:: Instruction ::
Where a line contains the word "ISTALLAZIONE", copy that line in full.

:: Given data ::

————

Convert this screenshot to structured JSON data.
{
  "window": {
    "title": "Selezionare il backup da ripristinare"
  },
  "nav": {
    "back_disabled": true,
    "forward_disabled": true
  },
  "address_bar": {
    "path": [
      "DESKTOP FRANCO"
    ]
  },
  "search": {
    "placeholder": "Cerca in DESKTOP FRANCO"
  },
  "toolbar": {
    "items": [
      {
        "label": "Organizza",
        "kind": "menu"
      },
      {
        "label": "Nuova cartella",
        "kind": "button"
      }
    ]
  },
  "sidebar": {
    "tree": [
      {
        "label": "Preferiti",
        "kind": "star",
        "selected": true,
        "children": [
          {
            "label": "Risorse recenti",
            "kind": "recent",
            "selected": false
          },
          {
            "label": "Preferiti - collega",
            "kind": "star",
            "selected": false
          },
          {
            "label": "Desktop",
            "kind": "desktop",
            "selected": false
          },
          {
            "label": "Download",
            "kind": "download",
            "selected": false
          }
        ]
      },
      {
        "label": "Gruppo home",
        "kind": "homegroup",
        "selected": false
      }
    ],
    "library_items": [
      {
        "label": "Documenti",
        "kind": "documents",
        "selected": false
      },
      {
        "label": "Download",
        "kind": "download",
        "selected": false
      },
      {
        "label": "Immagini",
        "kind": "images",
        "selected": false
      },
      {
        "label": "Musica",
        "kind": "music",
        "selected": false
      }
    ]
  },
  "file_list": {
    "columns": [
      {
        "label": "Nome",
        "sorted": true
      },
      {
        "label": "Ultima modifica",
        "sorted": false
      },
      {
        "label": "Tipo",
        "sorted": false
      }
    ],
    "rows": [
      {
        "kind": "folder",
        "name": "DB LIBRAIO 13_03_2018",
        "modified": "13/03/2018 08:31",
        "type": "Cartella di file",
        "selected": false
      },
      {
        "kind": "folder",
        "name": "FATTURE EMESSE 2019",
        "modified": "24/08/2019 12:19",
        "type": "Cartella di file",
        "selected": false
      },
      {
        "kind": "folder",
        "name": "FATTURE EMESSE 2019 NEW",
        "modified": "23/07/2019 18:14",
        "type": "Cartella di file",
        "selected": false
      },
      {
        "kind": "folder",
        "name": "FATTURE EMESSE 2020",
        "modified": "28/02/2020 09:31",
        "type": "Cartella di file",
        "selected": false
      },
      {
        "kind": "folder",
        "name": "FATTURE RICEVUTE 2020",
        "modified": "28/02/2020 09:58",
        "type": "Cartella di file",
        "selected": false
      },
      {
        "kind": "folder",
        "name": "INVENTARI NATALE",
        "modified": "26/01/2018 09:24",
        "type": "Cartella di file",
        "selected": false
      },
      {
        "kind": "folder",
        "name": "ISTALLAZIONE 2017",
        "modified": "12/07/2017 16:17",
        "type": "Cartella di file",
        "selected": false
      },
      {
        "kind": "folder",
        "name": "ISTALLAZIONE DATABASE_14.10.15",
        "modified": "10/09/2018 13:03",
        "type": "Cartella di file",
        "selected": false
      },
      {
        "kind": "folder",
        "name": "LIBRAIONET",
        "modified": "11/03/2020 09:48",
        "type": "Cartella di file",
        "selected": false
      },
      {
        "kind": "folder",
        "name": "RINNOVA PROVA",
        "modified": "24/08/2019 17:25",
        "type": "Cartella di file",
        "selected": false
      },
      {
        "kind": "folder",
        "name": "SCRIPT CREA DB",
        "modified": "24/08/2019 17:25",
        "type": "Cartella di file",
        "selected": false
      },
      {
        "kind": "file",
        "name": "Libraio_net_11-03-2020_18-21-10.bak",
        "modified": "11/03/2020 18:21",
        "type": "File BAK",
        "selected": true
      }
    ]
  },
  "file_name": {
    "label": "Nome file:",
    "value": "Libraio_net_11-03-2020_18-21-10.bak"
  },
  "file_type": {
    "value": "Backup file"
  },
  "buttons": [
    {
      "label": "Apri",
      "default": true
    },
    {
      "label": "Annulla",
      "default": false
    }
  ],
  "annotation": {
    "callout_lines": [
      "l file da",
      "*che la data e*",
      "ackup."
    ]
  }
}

————

:: Final answer ::
        "name": "ISTALLAZIONE 2017",
        "name": "ISTALLAZIONE DATABASE_14.10.15",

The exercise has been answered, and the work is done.